▸ **Exercise instructions**
Filter the listing and keep only the lines with the word "External".

▸ **Extracted data**
· · · ·

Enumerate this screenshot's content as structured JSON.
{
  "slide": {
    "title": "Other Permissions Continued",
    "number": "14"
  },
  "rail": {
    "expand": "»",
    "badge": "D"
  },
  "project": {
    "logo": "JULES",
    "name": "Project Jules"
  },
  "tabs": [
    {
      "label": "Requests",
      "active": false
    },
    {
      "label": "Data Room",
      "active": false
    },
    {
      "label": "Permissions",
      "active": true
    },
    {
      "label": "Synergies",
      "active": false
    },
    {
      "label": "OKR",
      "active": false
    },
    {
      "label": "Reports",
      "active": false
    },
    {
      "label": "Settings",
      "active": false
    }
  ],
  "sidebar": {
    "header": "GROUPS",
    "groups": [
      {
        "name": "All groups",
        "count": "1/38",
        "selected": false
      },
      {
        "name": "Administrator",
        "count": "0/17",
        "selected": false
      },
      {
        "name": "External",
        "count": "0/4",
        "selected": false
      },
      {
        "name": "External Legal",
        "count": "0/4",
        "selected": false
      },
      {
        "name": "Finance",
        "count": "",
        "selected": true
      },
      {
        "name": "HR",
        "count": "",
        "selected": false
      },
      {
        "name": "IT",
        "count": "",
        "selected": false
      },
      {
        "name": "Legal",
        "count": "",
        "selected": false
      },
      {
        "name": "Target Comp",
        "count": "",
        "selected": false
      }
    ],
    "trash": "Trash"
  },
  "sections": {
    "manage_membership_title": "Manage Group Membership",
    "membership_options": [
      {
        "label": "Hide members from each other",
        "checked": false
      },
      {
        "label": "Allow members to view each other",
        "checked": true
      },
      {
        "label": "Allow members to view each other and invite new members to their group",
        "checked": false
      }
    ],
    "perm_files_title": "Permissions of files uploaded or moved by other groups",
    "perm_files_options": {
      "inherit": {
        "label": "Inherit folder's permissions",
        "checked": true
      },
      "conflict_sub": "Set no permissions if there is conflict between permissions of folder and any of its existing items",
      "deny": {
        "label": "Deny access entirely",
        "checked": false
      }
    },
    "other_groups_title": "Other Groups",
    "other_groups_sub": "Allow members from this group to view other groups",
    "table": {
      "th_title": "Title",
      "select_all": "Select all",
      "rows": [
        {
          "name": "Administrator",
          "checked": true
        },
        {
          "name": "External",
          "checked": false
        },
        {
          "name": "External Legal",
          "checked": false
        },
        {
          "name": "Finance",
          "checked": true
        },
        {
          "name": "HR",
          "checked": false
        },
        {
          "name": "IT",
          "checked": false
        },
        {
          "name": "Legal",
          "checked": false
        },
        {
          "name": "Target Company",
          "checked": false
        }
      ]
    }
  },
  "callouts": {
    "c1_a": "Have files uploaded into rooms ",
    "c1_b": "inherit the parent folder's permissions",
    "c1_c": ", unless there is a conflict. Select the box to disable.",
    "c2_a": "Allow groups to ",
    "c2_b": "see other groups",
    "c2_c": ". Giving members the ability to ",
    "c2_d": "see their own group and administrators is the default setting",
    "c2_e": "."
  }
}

· · · ·

▸ **Answer to this problem**
        "name": "External",
        "name": "External Legal",
          "name": "External",
          "name": "External Legal",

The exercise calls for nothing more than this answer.